■ **What the task requires**
From the entries below, gather each line containing the word "title".

■ **Supplied data**
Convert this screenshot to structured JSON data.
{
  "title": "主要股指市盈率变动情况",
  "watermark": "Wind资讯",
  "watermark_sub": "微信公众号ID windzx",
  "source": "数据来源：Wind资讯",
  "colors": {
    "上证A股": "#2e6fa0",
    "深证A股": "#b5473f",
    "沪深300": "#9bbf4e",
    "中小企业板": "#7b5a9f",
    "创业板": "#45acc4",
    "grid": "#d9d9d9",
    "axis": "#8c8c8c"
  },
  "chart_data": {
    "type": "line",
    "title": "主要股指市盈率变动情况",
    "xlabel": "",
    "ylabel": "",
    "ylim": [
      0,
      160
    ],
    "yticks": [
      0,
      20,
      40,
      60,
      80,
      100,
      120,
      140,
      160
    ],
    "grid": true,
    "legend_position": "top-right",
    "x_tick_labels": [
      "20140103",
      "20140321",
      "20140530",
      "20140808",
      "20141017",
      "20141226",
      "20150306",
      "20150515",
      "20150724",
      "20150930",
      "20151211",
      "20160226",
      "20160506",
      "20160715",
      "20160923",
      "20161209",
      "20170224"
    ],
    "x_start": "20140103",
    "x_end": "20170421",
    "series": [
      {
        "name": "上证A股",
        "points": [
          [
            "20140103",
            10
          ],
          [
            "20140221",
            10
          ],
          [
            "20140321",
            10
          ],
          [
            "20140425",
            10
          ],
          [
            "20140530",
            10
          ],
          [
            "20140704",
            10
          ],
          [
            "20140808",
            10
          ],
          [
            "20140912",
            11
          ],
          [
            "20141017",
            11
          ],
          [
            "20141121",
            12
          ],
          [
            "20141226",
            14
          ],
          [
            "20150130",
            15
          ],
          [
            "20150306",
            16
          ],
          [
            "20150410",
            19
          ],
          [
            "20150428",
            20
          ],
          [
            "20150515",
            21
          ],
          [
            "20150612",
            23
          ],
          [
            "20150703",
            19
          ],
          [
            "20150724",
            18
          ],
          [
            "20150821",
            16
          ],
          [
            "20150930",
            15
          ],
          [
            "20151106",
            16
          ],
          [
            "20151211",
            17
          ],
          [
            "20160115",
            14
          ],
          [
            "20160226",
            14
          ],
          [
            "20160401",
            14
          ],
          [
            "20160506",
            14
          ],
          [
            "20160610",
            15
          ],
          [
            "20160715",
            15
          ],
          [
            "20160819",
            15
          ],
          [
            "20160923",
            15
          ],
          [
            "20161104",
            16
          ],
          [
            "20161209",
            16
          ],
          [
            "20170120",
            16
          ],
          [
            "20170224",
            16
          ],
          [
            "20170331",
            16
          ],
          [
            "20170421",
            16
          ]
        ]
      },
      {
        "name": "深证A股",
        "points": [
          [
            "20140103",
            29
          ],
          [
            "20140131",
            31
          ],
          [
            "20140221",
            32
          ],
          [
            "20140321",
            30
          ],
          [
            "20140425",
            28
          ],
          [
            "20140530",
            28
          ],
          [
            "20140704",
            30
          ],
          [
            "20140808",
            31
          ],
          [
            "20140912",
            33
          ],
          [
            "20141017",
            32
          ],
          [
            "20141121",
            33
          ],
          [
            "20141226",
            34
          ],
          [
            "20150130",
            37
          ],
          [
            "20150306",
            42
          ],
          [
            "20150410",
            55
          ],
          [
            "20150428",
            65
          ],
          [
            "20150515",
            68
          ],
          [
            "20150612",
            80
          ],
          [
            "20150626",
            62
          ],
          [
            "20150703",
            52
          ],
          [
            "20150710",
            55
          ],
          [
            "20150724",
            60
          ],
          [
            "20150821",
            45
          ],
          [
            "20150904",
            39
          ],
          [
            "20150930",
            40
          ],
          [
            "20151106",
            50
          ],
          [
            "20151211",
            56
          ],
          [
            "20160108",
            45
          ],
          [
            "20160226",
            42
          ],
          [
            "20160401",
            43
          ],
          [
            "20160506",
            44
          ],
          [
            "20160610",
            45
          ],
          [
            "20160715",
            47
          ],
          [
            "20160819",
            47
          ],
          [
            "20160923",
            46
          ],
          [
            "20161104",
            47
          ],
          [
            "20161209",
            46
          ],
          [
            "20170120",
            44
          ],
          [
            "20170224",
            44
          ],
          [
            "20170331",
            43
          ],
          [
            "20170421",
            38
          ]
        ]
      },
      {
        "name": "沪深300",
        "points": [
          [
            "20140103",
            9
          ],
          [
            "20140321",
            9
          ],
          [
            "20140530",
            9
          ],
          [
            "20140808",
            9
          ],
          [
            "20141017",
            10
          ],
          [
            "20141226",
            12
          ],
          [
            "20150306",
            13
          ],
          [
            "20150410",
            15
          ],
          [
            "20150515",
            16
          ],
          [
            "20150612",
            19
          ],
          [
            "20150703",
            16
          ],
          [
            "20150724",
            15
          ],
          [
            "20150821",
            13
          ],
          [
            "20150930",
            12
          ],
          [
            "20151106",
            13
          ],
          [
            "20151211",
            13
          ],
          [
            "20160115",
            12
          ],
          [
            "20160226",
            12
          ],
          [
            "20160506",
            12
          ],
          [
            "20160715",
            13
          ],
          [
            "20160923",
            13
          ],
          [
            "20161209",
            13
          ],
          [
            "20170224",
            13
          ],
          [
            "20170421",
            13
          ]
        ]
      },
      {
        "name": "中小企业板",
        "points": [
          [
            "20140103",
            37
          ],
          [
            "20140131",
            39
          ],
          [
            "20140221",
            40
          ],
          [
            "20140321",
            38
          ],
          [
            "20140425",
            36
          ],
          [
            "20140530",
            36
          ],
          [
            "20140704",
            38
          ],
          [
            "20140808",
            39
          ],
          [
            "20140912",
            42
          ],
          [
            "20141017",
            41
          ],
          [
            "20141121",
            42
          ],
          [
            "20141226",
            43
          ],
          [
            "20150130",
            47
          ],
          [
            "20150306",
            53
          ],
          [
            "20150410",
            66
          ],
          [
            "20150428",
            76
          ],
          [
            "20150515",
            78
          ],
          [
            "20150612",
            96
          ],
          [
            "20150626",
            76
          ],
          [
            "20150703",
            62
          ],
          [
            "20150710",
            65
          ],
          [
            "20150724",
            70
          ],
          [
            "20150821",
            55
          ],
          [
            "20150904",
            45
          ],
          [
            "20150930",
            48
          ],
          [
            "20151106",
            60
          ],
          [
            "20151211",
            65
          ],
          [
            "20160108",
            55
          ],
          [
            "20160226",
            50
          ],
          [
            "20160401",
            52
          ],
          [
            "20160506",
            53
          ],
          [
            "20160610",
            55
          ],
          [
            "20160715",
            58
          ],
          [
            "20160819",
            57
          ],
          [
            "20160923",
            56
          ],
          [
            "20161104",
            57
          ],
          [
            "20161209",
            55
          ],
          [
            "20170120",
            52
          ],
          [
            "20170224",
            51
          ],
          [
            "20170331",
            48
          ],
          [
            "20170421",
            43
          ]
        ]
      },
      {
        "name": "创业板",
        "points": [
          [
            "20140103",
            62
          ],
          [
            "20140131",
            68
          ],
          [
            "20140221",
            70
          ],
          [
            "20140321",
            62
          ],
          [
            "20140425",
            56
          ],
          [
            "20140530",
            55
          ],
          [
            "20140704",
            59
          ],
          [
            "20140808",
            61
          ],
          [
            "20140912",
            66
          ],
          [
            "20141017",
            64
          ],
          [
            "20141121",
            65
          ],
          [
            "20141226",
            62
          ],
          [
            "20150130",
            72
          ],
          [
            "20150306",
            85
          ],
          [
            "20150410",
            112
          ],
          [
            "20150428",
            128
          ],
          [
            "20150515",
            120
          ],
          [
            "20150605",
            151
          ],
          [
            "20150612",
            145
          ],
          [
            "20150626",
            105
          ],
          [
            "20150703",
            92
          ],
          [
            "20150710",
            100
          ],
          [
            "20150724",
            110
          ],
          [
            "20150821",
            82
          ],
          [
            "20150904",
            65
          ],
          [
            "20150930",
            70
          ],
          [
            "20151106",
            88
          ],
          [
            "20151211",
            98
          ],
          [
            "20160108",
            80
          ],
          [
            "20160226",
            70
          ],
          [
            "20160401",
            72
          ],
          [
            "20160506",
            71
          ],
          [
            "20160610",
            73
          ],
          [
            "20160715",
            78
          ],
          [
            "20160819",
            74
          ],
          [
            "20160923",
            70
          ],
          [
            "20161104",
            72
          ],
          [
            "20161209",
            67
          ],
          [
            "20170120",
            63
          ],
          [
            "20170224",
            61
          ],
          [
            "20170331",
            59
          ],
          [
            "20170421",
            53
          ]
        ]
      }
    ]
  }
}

■ **Output of the exercise**
  "title": "主要股指市盈率变动情况",
    "title": "主要股指市盈率变动情况",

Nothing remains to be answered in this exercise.